# INPUT DATA start

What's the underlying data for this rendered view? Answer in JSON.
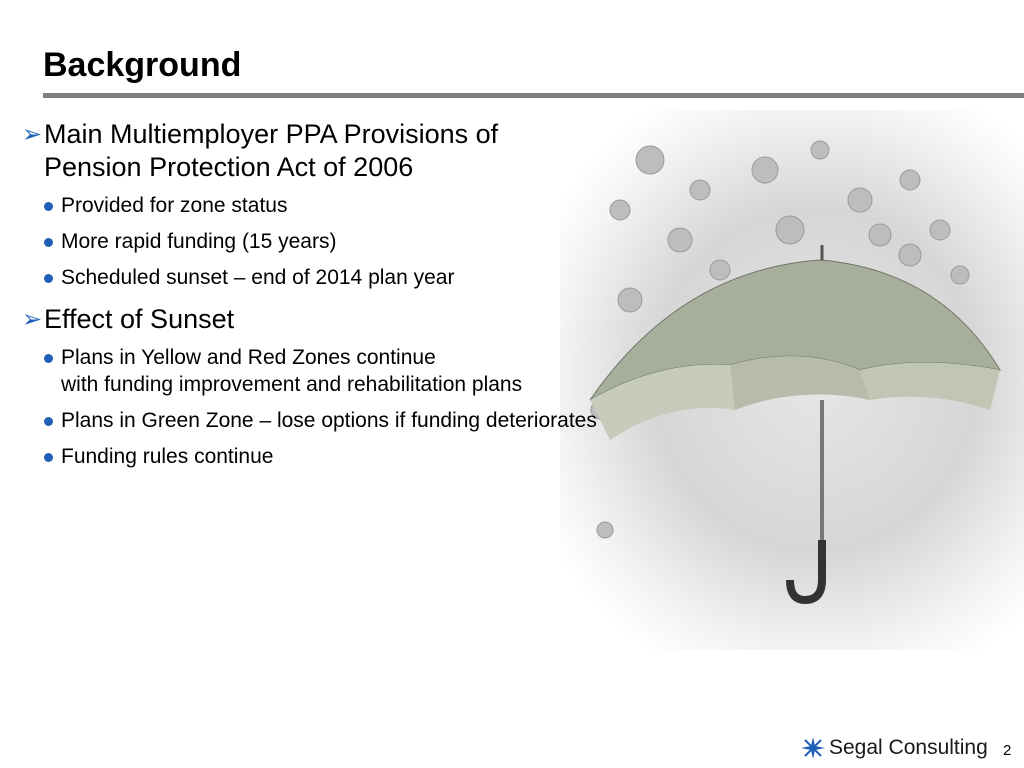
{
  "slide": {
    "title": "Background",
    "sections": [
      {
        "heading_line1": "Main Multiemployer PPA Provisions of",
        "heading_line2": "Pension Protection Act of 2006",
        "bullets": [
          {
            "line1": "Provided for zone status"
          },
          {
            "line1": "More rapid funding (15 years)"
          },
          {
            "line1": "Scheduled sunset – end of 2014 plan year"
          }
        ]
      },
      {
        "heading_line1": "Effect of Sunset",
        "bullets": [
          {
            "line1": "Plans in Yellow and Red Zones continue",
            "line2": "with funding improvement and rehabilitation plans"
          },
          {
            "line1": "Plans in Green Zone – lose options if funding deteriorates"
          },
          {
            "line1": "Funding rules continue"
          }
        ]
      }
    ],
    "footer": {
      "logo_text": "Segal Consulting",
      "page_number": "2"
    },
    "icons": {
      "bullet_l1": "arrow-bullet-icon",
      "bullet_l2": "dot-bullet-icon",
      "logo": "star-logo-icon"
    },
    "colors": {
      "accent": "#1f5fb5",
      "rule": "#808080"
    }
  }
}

# INPUT DATA end

Repeat each entry exactly as given; no pictures belong in the copy.

What's the underlying data for this rendered view? Answer in JSON.
{
  "slide": {
    "title": "Background",
    "sections": [
      {
        "heading_line1": "Main Multiemployer PPA Provisions of",
        "heading_line2": "Pension Protection Act of 2006",
        "bullets": [
          {
            "line1": "Provided for zone status"
          },
          {
            "line1": "More rapid funding (15 years)"
          },
          {
            "line1": "Scheduled sunset – end of 2014 plan year"
          }
        ]
      },
      {
        "heading_line1": "Effect of Sunset",
        "bullets": [
          {
            "line1": "Plans in Yellow and Red Zones continue",
            "line2": "with funding improvement and rehabilitation plans"
          },
          {
            "line1": "Plans in Green Zone – lose options if funding deteriorates"
          },
          {
            "line1": "Funding rules continue"
          }
        ]
      }
    ],
    "footer": {
      "logo_text": "Segal Consulting",
      "page_number": "2"
    },
    "icons": {
      "bullet_l1": "arrow-bullet-icon",
      "bullet_l2": "dot-bullet-icon",
      "logo": "star-logo-icon"
    },
    "colors": {
      "accent": "#1f5fb5",
      "rule": "#808080"
    }
  }
}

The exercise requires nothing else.